## Start Article
Peter Johann Nepomuk Geiger (11 January 1805 – 29 October 1880) was a Viennese artist.

Life
Born in Vienna, Geiger wanted originally to follow the family tradition and become a sculptor, but drawing and painting were his natural element. He illustrated Anton Ziegler's Vaterländischen Immortellen ("Immortals of the Native Land") of 1839–40. Until 1848, he carried out numerous illustrations of historical works and poetry, but also made oil paintings for the Austrian Royal Family.

Returning from a journey to the Orient with Prince Ferdinand Maximilian Joseph in 1850, he entered a particularly creative period. In 1853, he became Professor of the Viennese Academy of Art. For the Royal Family, he made many works including illustrations of Goethe, Friedrich Schiller, and William Shakespeare. He also illustrated oriental life.
## End Article
Repeat the article on Peter Geiger word for word, in full.
## Start Data listing
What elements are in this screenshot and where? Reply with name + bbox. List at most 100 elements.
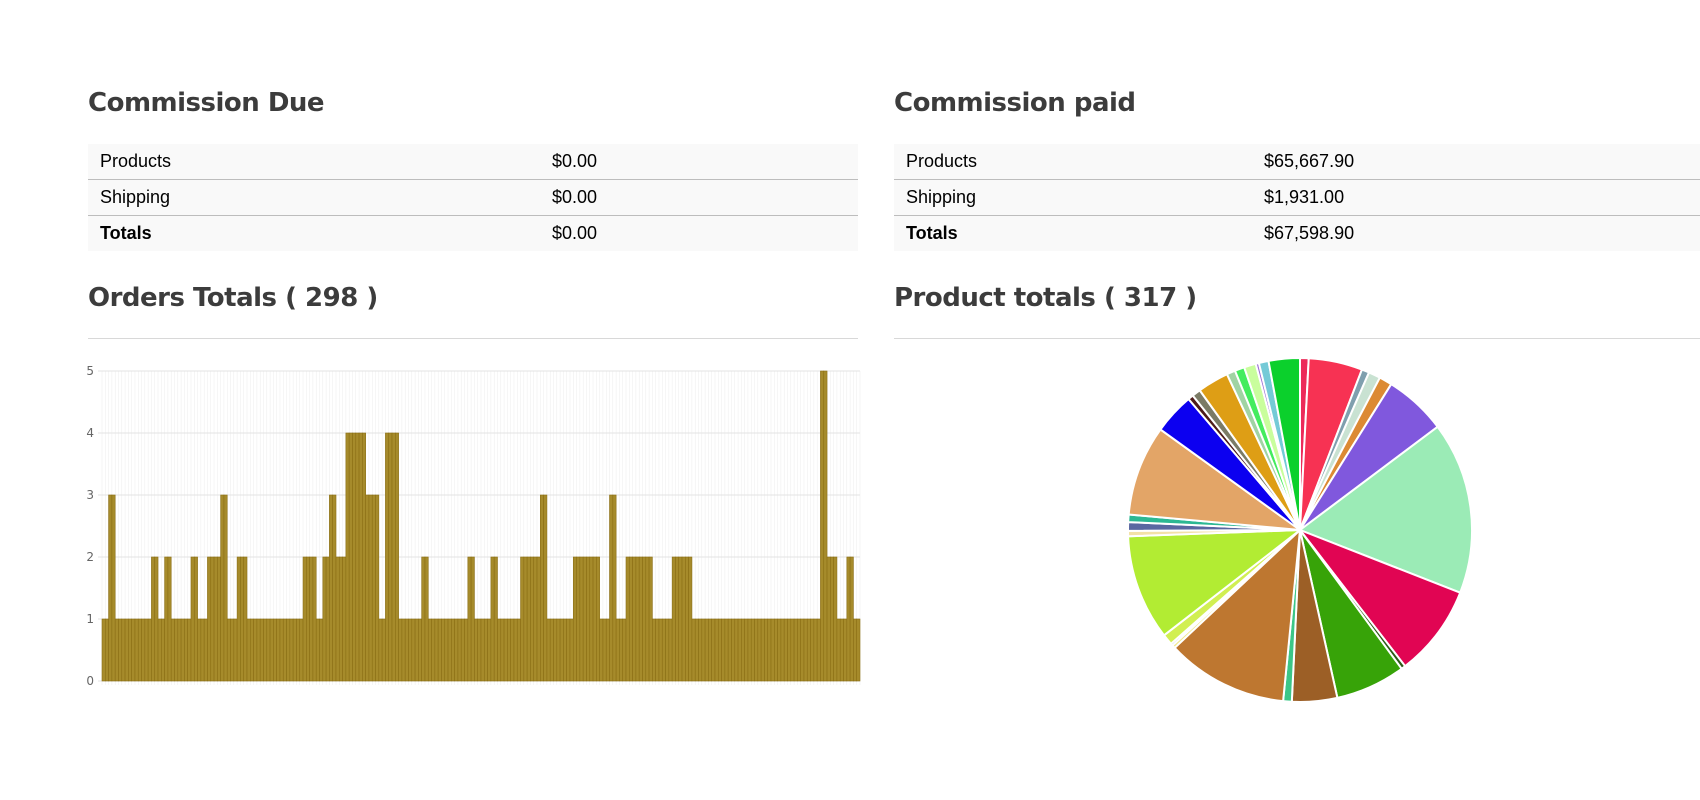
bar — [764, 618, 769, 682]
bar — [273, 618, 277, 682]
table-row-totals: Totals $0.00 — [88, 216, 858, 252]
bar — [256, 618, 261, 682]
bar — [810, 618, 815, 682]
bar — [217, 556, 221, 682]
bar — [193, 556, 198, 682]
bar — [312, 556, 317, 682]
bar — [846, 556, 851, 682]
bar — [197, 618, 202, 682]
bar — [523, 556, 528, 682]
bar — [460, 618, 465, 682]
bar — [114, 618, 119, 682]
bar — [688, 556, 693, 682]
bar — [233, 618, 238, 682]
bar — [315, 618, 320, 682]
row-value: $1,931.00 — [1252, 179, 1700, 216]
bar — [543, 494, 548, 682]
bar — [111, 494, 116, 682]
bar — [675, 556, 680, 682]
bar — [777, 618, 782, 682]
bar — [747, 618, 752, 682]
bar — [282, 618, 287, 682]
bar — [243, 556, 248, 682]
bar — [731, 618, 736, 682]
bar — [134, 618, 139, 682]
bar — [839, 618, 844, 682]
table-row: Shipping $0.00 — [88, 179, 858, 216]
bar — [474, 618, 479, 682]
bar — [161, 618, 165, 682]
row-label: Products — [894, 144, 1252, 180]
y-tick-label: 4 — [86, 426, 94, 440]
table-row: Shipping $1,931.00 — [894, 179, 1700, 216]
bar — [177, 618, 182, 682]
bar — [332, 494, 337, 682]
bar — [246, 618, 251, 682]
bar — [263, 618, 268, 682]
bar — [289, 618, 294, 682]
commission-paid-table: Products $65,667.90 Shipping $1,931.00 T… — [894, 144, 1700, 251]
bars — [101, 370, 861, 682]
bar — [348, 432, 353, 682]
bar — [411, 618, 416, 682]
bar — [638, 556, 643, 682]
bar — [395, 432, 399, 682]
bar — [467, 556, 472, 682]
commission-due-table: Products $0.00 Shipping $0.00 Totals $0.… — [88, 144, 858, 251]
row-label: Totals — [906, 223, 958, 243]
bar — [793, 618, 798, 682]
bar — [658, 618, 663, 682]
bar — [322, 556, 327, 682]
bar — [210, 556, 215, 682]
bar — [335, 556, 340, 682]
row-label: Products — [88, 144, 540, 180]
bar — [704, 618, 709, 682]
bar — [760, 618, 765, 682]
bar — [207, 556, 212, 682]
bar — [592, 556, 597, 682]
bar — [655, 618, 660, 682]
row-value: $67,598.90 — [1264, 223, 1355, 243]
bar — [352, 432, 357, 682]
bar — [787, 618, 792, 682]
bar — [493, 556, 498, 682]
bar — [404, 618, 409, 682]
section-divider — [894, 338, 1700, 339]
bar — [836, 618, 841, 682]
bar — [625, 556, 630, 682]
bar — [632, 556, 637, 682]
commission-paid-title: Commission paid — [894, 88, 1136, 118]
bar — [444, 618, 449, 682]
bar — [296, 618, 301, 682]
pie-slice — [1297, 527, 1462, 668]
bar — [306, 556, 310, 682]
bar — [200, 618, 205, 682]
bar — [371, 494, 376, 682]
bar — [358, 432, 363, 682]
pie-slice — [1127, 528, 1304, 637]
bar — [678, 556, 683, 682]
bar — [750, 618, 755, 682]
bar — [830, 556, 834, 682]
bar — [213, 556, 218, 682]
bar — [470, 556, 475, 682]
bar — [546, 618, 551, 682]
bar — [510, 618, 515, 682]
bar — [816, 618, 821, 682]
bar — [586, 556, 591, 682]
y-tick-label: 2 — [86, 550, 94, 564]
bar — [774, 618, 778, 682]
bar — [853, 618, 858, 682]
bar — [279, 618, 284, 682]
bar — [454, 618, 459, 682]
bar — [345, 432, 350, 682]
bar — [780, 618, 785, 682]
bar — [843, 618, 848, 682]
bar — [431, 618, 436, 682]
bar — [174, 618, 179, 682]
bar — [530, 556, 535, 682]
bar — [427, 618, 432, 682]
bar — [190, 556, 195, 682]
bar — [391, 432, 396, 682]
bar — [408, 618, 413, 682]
## End Data listing
## Start Data listing
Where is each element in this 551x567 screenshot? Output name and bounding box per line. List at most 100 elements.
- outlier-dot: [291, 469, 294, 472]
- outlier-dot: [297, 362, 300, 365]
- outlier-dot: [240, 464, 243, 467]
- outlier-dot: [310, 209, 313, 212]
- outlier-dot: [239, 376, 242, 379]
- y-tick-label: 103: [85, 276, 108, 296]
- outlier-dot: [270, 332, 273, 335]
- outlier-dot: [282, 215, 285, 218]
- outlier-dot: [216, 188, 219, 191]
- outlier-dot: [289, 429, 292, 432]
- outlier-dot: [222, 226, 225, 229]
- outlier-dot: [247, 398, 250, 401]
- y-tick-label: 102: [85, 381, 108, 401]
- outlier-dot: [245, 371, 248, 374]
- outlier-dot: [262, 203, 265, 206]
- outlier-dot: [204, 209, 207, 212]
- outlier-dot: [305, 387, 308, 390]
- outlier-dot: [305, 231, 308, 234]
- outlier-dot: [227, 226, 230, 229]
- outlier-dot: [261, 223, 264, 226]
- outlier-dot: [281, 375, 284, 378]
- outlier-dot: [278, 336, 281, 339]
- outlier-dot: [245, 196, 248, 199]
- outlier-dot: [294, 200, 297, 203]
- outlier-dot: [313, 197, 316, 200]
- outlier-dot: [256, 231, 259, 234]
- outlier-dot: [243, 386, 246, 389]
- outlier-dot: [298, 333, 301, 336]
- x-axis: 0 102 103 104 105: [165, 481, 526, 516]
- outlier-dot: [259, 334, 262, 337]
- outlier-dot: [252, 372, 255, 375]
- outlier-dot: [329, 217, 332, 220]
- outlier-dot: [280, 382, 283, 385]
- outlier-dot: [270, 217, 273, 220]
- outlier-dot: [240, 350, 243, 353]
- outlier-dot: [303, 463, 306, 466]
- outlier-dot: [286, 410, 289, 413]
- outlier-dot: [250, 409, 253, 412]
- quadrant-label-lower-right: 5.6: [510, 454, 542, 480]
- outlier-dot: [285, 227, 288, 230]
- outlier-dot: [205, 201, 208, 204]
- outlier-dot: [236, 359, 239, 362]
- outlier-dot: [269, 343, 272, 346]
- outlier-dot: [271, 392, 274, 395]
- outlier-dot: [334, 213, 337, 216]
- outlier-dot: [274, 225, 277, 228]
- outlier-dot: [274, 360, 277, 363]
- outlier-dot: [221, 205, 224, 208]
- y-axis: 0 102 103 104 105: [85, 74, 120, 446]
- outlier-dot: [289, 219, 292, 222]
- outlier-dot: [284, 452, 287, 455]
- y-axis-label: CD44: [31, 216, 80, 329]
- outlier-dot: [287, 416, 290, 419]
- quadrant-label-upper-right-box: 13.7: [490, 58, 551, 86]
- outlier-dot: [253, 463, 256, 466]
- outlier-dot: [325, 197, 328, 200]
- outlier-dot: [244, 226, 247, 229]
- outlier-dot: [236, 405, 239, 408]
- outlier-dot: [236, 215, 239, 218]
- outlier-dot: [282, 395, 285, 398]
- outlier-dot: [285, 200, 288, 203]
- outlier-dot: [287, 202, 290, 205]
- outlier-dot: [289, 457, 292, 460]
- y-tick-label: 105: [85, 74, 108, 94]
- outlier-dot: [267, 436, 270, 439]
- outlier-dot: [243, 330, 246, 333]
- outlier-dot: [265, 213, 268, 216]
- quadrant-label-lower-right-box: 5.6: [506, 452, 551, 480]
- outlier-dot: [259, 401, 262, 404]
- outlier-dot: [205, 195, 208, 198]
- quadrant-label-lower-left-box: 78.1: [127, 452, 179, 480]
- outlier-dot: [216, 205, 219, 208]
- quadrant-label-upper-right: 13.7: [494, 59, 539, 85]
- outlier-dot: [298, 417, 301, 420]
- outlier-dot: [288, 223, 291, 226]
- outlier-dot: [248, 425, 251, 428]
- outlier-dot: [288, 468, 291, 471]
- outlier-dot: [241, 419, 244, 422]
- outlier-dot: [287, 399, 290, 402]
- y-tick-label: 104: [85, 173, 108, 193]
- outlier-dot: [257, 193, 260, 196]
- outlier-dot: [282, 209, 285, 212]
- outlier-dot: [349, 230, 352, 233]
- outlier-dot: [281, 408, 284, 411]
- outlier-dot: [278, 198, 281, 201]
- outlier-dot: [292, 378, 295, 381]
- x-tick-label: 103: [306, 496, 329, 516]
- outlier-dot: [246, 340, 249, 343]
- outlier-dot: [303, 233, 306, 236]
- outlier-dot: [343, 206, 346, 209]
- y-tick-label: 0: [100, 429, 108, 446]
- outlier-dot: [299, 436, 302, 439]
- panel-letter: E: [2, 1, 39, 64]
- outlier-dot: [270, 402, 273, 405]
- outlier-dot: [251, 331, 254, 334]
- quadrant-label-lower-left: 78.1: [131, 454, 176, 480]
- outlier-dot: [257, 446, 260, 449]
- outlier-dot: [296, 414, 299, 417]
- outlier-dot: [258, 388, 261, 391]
## End Data listing
● **Result**
Peter Johann Nepomuk Geiger (11 January 1805 – 29 October 1880) was a Viennese artist.

Life
Born in Vienna, Geiger wanted originally to follow the family tradition and become a sculptor, but drawing and painting were his natural element. He illustrated Anton Ziegler's Vaterländischen Immortellen ("Immortals of the Native Land") of 1839–40. Until 1848, he carried out numerous illustrations of historical works and poetry, but also made oil paintings for the Austrian Royal Family.

Returning from a journey to the Orient with Prince Ferdinand Maximilian Joseph in 1850, he entered a particularly creative period. In 1853, he became Professor of the Viennese Academy of Art. For the Royal Family, he made many works including illustrations of Goethe, Friedrich Schiller, and William Shakespeare. He also illustrated oriental life.